··· DATA SHOWN

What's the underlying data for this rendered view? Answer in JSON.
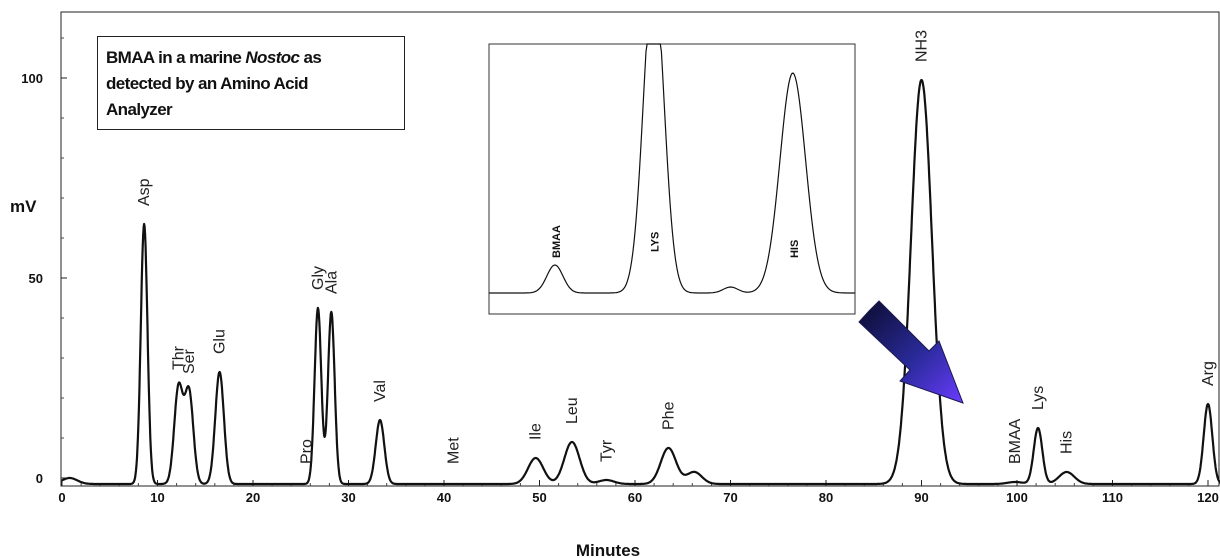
{
  "annotation": {
    "line1_pre": "BMAA in a marine ",
    "line1_italic": "Nostoc",
    "line1_post": " as",
    "line2": "detected by an Amino Acid",
    "line3": "Analyzer"
  },
  "chart_data": {
    "type": "line",
    "xlabel": "Minutes",
    "ylabel": "mV",
    "xlim": [
      0,
      122
    ],
    "ylim": [
      -5,
      115
    ],
    "xticks": [
      0,
      10,
      20,
      30,
      40,
      50,
      60,
      70,
      80,
      90,
      100,
      110,
      120
    ],
    "yticks": [
      0,
      50,
      100
    ],
    "grid": false,
    "baseline": -1.5,
    "peaks": [
      {
        "label": "",
        "x": 0.8,
        "y": 1.5
      },
      {
        "label": "Asp",
        "x": 8.6,
        "y": 65
      },
      {
        "label": "Thr",
        "x": 12.2,
        "y": 24
      },
      {
        "label": "Ser",
        "x": 13.3,
        "y": 23
      },
      {
        "label": "Glu",
        "x": 16.5,
        "y": 28
      },
      {
        "label": "Pro",
        "x": 25.6,
        "y": 0
      },
      {
        "label": "Gly",
        "x": 26.8,
        "y": 44
      },
      {
        "label": "Ala",
        "x": 28.2,
        "y": 43
      },
      {
        "label": "Val",
        "x": 33.3,
        "y": 16
      },
      {
        "label": "Met",
        "x": 41.0,
        "y": 0
      },
      {
        "label": "Ile",
        "x": 49.6,
        "y": 6.5
      },
      {
        "label": "Leu",
        "x": 53.4,
        "y": 10.5
      },
      {
        "label": "Tyr",
        "x": 57.0,
        "y": 1
      },
      {
        "label": "Phe",
        "x": 63.5,
        "y": 9
      },
      {
        "label": "",
        "x": 66.2,
        "y": 3
      },
      {
        "label": "NH3",
        "x": 90.0,
        "y": 101
      },
      {
        "label": "BMAA",
        "x": 99.8,
        "y": 0.5
      },
      {
        "label": "Lys",
        "x": 102.2,
        "y": 14
      },
      {
        "label": "His",
        "x": 105.2,
        "y": 3
      },
      {
        "label": "Arg",
        "x": 120.0,
        "y": 20
      }
    ],
    "inset": {
      "peaks": [
        {
          "label": "BMAA",
          "x": 0.18
        },
        {
          "label": "LYS",
          "x": 0.45
        },
        {
          "label": "HIS",
          "x": 0.83
        }
      ]
    },
    "arrow": {
      "points_to": "BMAA",
      "color": "#3a2fd0"
    }
  }
}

······

SET EXERCISE
Work out how many lines of the data hold the string "BMAA". Reply with that number alone.

RESPONSE TO THE EXERCISE
4